= Extracted records =
[Start]

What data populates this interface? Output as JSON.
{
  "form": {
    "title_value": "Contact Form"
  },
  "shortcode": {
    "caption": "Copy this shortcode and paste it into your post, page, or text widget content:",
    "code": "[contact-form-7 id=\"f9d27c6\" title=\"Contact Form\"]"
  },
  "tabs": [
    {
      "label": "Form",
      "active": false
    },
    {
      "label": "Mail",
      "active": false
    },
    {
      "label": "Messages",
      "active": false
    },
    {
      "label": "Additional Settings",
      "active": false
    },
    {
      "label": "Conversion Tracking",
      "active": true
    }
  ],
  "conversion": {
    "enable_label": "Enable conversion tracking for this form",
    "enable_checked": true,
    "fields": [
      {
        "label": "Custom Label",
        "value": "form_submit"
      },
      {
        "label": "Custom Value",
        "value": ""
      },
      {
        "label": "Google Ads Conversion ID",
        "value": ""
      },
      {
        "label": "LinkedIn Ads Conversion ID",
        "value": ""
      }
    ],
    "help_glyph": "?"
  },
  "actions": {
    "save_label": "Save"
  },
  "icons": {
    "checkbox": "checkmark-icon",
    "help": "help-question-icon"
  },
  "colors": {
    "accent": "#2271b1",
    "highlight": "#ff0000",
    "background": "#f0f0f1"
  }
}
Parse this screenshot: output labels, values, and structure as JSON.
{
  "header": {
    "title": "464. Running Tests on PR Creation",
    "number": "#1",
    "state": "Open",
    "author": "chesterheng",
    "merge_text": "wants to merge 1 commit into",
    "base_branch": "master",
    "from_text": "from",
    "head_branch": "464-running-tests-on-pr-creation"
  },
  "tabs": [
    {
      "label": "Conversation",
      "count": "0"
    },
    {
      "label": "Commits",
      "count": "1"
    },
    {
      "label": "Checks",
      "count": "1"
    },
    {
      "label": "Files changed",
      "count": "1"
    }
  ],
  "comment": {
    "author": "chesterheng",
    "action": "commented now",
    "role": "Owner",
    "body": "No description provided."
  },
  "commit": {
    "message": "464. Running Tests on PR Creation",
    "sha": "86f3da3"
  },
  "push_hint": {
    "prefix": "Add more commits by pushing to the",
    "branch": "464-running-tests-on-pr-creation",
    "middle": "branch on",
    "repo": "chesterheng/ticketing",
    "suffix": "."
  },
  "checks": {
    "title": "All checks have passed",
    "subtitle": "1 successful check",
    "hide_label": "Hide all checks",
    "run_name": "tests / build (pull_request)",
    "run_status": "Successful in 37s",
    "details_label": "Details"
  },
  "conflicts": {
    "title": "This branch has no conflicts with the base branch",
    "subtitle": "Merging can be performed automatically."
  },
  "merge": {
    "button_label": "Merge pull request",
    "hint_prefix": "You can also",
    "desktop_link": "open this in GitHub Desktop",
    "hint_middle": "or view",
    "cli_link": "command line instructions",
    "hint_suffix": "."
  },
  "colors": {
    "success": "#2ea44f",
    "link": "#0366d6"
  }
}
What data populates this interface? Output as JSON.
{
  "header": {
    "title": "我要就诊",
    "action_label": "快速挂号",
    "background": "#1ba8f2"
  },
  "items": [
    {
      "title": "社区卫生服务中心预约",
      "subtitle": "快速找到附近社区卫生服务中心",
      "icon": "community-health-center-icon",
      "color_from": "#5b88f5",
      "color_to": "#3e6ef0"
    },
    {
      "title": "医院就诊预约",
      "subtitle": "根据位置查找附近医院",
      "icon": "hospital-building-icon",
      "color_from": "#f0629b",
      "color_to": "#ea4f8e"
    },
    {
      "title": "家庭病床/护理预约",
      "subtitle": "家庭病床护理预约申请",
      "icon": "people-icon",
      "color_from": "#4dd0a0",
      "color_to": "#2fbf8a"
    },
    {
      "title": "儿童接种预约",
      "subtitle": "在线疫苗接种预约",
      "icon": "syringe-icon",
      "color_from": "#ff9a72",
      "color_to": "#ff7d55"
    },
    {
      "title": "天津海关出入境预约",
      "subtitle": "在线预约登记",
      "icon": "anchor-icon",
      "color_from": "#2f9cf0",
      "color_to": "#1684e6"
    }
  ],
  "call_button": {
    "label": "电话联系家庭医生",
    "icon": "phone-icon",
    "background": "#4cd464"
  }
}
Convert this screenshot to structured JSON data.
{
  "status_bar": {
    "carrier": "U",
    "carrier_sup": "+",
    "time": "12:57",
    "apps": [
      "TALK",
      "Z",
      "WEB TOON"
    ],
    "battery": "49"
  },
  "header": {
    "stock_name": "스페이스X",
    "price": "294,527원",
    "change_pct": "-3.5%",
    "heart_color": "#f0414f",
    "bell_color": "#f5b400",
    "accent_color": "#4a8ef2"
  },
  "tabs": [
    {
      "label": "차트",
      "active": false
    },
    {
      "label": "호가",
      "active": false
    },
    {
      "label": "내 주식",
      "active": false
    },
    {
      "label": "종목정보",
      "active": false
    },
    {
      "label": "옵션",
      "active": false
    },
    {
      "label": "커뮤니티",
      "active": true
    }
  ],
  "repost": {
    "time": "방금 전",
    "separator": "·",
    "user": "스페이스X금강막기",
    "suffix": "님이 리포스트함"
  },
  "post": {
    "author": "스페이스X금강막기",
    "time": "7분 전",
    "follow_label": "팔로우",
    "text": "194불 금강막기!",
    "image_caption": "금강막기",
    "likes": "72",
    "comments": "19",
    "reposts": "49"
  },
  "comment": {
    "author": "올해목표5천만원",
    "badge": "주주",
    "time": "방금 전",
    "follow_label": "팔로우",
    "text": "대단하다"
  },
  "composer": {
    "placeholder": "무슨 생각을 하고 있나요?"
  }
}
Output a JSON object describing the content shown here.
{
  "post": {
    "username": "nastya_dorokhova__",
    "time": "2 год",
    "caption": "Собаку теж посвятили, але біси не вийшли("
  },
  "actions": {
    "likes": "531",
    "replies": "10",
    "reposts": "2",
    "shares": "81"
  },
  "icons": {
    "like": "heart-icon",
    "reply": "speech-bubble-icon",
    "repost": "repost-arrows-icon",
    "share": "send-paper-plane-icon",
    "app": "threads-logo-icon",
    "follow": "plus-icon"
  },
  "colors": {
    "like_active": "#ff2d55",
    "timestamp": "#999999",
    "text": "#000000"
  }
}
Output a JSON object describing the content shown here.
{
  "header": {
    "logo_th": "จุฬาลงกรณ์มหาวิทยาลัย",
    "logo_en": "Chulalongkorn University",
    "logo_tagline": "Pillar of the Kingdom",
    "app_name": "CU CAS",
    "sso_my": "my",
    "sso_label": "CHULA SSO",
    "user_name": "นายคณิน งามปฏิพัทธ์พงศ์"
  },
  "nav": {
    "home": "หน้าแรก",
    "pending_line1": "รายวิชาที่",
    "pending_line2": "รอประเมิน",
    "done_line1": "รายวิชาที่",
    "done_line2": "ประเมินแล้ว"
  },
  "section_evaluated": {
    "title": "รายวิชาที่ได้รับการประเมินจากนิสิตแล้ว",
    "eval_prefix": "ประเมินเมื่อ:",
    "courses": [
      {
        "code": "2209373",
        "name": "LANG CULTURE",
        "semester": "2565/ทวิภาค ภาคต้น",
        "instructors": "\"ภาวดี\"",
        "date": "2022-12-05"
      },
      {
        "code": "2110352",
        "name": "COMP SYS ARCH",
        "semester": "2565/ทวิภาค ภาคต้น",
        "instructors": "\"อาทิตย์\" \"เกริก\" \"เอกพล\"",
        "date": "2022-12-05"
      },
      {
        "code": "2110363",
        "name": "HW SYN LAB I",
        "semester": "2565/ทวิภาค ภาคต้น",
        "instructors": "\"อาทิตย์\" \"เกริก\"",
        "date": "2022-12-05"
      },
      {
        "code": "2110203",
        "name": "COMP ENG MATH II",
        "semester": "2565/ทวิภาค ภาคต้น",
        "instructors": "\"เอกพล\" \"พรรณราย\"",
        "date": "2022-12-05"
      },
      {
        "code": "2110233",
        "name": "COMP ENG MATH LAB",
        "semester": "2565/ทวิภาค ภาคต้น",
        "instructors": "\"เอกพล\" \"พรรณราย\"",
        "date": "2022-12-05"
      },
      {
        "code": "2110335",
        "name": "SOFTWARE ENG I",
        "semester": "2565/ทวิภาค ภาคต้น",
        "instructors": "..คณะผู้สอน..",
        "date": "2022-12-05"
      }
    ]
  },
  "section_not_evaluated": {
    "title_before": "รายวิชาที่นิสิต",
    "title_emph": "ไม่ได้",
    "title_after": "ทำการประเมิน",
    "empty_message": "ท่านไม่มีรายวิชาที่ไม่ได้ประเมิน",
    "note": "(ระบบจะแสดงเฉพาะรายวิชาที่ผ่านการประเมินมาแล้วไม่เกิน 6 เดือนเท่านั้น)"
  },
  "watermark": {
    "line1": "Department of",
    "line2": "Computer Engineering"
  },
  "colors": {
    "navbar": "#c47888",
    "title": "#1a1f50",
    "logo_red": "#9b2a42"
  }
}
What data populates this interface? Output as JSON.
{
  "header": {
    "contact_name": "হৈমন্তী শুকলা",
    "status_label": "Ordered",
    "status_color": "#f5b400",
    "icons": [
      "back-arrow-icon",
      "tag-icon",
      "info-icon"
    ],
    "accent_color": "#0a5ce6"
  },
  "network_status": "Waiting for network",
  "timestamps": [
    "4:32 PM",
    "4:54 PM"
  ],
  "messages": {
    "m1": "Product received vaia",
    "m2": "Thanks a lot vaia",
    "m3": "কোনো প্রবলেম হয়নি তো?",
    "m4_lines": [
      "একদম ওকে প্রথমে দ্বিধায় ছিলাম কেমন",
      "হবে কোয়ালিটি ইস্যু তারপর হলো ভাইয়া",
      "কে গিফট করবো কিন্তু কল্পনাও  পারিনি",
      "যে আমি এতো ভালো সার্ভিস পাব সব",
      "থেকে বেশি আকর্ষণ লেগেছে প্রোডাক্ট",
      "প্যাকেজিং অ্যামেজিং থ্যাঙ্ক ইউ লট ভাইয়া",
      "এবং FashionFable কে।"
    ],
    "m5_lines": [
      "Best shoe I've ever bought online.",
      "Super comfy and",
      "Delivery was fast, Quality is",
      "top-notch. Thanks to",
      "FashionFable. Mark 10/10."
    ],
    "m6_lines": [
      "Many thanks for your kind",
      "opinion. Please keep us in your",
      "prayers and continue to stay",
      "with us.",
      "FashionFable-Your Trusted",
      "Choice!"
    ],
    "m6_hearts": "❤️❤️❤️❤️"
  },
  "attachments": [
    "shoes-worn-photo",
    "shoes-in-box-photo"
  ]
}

[End]

= What is required =
Pick out the lines containing the string "FashionFable" and show them.

= The result =
      "এবং FashionFable কে।"
      "FashionFable. Mark 10/10."
      "FashionFable-Your Trusted",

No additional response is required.